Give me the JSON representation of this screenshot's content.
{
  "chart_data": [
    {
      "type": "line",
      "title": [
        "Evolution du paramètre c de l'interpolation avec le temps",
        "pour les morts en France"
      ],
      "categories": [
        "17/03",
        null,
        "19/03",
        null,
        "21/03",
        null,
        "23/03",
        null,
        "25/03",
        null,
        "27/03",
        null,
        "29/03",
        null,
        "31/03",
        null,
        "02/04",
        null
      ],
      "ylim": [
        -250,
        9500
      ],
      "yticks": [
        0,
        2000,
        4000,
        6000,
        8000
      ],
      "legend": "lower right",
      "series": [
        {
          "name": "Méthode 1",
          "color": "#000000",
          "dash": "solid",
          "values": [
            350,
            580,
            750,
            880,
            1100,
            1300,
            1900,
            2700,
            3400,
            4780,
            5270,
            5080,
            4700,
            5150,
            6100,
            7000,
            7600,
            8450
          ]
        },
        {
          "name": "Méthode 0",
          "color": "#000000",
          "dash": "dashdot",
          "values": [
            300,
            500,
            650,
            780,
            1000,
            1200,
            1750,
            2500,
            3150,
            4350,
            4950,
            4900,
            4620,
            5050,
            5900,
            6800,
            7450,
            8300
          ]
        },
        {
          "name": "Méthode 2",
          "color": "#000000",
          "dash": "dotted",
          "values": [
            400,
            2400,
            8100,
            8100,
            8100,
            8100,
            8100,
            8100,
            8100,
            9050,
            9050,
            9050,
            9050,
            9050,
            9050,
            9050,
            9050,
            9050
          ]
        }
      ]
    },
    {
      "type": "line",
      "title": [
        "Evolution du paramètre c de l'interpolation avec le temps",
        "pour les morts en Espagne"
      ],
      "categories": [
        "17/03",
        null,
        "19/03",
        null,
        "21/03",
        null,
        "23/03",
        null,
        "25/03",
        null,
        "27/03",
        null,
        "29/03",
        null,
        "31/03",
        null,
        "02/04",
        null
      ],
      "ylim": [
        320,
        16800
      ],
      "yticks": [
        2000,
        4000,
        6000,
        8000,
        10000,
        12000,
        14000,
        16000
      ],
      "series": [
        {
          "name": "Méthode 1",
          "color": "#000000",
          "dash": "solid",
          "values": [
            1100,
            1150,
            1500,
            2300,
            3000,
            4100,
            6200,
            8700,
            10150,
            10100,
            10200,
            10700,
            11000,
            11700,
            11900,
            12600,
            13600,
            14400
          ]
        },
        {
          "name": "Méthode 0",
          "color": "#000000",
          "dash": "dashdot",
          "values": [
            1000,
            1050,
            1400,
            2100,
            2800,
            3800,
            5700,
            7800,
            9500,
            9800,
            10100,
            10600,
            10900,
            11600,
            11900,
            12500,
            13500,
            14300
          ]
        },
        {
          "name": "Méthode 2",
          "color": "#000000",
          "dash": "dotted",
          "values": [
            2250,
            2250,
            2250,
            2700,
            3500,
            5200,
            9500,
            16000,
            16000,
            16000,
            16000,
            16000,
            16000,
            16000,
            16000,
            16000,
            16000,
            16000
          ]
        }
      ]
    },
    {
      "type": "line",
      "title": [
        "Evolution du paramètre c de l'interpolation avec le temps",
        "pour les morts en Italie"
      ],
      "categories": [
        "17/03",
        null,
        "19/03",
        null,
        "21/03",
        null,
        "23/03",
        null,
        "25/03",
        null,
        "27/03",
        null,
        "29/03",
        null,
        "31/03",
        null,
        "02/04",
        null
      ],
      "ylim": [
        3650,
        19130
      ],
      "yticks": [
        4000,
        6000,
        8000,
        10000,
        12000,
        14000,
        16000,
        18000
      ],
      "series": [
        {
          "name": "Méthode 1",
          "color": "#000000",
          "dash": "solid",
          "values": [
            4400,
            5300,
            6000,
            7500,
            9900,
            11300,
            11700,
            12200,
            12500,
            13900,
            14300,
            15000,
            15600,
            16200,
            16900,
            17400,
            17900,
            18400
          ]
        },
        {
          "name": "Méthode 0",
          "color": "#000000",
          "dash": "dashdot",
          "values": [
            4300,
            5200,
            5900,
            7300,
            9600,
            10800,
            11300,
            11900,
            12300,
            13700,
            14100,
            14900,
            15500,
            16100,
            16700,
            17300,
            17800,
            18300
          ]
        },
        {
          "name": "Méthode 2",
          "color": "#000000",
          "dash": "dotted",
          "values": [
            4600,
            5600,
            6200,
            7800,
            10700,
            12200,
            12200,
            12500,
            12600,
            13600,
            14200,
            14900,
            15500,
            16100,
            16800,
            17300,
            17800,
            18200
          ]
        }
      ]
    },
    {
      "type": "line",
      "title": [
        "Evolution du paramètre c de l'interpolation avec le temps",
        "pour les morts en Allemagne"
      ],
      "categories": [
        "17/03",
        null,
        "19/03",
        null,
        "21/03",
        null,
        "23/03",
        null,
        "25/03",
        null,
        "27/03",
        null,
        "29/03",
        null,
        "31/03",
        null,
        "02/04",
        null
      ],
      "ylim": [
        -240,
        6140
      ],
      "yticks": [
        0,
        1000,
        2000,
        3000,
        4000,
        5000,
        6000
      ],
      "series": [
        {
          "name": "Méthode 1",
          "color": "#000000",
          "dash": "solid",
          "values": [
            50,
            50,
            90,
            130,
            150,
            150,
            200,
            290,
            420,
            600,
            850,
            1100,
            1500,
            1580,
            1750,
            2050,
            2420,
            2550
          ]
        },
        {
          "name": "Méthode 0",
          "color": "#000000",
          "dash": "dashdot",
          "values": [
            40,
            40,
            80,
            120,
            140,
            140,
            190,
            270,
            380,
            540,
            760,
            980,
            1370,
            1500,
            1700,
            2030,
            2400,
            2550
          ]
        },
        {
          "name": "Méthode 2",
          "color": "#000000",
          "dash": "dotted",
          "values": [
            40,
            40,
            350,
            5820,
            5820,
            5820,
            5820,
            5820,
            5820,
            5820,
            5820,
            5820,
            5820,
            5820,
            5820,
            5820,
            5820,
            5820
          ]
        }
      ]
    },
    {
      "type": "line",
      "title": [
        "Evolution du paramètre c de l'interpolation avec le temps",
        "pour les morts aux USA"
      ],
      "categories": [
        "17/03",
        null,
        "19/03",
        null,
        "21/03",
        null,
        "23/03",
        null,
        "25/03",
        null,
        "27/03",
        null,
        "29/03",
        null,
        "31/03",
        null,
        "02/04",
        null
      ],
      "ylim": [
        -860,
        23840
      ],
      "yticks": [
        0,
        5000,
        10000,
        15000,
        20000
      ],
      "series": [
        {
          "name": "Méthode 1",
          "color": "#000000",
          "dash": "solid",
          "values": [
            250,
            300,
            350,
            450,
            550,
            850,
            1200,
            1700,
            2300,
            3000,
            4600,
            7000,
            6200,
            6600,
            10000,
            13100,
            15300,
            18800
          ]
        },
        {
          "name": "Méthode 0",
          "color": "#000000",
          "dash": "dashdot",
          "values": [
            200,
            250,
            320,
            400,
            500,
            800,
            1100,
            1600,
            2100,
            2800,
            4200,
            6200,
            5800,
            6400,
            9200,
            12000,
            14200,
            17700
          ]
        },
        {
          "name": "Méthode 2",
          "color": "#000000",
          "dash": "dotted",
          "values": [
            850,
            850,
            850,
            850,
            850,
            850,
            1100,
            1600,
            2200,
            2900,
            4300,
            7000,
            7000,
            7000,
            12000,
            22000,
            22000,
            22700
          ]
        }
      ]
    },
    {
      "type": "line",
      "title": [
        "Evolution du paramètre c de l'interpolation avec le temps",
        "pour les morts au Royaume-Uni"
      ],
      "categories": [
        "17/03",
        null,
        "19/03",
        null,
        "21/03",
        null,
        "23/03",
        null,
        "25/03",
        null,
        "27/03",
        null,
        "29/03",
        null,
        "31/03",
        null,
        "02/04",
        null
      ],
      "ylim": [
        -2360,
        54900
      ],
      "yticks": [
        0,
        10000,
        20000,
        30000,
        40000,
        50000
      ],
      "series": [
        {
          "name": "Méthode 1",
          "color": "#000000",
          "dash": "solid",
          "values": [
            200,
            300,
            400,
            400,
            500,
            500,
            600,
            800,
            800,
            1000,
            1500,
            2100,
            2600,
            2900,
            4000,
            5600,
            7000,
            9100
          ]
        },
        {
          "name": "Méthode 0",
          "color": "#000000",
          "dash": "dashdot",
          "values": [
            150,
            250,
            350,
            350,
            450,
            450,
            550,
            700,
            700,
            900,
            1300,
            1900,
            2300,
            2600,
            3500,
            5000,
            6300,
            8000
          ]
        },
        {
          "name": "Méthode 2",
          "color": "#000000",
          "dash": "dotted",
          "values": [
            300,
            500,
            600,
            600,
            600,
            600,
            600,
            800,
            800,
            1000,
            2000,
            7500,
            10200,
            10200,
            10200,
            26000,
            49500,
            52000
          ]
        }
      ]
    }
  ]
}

**Task requirements**. Where a line in the entries holds "pour", copy that line.

**Reply**.
        "pour les morts en France"
        "pour les morts en Espagne"
        "pour les morts en Italie"
        "pour les morts en Allemagne"
        "pour les morts aux USA"
        "pour les morts au Royaume-Uni"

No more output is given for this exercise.